Text provided:
— START —

My relationship with my mom today couldn't be better. She loves the Lord. My brother is the complete opposite. My brother played professional baseball for 3 or 4 seasons. He was responsible. But we have a great relationship. I see them 2 or 3 times a year. And we have the best fellowship. You know, we wake up. We usually turn on a Bible study. And we just talk about the Lord. And we're laughing. You know, we're crying. We're just having these awesome moments. And it's all because of God's restoration.

I am program manager at ETLC. As I minister to people that were in the same place as me, my life has never been as full. I've never had as much influence. I've never had as much respect. You know, people come to me, they trust me. I represent people now. I go to court with people like I'm their representation. That's crazy. You know. So God has really given me back everything and more.

And for me, it's perfect because I can tell you every single way on how to mess up relationships. You know, you're a pastor? I messed that one up. Youth pastor? I messed that one up. So for me, I've messed up in so many areas. I can help anybody, right? Wherever you're messing up, I can kind of point you in the right direction. So for me, I feel like God uniquely called me here at ECTLC.

Full Circle

There were so many times in my life when I was trying to make sense of things. You know, I thought I was supposed to be a pastor here, and it didn't happen. You know, I thought I was supposed to be a YouTuber here, and it didn't happen. And so, for a huge part of my life, I was trying to make sense of everything. But now I can honestly say that my life makes sense.

— END —

Spatial layout entries:
— START —

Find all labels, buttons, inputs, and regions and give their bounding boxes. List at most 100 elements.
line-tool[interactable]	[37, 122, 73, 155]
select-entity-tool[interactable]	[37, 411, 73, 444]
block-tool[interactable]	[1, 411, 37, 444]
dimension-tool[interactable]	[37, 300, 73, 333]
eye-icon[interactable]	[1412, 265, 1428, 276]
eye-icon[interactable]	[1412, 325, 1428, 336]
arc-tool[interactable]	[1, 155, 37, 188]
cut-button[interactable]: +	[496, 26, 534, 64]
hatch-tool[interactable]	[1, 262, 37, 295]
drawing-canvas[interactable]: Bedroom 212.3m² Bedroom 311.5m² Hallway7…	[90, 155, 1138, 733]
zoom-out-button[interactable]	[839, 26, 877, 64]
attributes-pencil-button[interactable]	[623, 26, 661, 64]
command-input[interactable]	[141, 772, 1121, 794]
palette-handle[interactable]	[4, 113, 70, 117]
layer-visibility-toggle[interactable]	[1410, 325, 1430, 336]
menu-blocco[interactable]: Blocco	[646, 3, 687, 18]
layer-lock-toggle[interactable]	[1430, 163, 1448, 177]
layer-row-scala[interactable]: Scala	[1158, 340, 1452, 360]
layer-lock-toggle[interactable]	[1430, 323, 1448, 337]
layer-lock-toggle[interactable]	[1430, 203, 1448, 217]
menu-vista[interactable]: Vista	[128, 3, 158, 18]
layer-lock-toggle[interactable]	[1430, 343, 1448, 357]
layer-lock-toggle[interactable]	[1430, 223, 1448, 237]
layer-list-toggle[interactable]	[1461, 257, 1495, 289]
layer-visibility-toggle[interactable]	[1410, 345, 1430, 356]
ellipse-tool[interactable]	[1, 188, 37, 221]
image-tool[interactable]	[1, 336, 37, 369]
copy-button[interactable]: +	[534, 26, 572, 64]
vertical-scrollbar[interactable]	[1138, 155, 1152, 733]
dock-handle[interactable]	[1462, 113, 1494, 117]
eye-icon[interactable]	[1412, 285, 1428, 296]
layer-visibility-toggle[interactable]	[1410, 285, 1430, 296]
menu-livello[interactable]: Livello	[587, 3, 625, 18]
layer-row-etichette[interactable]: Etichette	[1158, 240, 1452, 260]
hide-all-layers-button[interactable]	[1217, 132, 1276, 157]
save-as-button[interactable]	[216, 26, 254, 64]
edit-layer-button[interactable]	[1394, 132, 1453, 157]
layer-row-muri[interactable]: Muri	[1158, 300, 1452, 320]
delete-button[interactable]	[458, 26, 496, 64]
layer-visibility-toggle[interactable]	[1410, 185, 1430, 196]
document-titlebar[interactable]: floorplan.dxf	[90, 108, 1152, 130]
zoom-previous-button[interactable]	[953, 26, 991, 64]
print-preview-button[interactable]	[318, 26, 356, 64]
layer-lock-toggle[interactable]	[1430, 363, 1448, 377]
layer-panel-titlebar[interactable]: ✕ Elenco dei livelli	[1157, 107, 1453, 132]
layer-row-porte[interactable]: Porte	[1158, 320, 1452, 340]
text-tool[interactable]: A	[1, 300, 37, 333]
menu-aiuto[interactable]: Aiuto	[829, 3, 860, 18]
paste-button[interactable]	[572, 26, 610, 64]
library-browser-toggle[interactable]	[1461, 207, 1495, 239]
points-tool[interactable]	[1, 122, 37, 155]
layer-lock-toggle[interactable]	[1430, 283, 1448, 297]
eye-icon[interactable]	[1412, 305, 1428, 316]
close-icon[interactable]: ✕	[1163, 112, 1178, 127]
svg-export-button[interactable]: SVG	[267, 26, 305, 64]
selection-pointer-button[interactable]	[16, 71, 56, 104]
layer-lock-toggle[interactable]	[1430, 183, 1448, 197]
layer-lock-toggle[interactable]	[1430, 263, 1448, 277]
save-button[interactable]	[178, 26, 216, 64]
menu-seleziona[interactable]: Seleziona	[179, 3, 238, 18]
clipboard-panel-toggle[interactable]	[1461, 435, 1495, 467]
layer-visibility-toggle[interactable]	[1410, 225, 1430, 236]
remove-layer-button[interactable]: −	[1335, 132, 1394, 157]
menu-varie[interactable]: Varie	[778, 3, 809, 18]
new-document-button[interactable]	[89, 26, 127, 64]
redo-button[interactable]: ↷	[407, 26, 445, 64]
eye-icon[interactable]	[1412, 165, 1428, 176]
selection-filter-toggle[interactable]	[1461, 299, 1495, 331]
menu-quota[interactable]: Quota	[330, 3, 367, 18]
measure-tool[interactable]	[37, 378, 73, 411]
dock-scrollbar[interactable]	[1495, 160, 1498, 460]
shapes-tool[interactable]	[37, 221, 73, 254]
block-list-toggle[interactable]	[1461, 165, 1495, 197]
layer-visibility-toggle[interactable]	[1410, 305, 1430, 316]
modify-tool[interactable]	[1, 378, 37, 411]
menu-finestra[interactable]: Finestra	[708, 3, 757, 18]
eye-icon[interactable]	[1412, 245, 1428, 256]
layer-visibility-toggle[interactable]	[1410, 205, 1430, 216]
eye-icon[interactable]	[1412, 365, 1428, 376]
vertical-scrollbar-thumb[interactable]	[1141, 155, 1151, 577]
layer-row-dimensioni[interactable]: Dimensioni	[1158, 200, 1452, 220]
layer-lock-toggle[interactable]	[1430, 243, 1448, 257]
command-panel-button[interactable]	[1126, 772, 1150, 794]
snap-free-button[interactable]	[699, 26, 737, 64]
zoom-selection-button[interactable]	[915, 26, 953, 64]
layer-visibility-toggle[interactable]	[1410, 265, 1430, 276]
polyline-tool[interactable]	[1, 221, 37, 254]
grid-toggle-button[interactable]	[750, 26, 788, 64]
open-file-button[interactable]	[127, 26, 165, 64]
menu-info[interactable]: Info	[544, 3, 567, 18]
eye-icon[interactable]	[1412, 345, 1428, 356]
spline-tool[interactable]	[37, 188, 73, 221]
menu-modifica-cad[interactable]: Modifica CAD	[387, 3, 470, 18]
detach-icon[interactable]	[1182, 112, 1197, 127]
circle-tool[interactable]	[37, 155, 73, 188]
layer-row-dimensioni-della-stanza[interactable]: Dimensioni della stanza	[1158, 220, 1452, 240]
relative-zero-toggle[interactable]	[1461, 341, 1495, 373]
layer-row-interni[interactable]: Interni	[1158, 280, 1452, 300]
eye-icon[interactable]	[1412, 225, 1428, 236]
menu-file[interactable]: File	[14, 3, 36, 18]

— END —

Tasks for this exercise:
a) Summarize the personal testimony above in two sentences.
b) Write what comes next in the personal testimony above, starting right after its last sentence.

Final answers:
a) The speaker describes a restored relationship with a mom who loves the Lord and with a brother, and says their visits two or three times a year are spent on Bible study, talking about the Lord, laughing and crying, all because of God's restoration. Now a program manager at ETLC who ministers to people once in the same place and even goes to court as their representation, the speaker says God has given back everything and more and that life now makes sense.

b)
I worked for Staples and I get fired. And I never understood why I worked at Staples? And now that I'm the program director, I understand where that management experience went, what that was, because the things that I learned that I thought that I lost, God has brought all of that full circle. The seminary that I never finished at Calvary Chapel School of Ministry? Now I have a backing and an idea of where I want to teach Bible studies when I teach the guys.

So there's different areas of my life where I thought they were a waste of time. But actually, God was just waiting to redeem those areas. It's remarkable that I always thought I was on the wrong track, and then I realized I'm on the right track the whole time. 

My Message to You

For the person that's in my shoes before they came back to Christ, maybe they're still in the addiction, my number one piece of advice would be to sell out. You know that what you're doing isn't working. And so it's going to take radical change. It might be coming to a place like ECTLC. It might be going to the crossroads mission in Yuma. I don't know where you're at, but I do know that there is a place where you can go.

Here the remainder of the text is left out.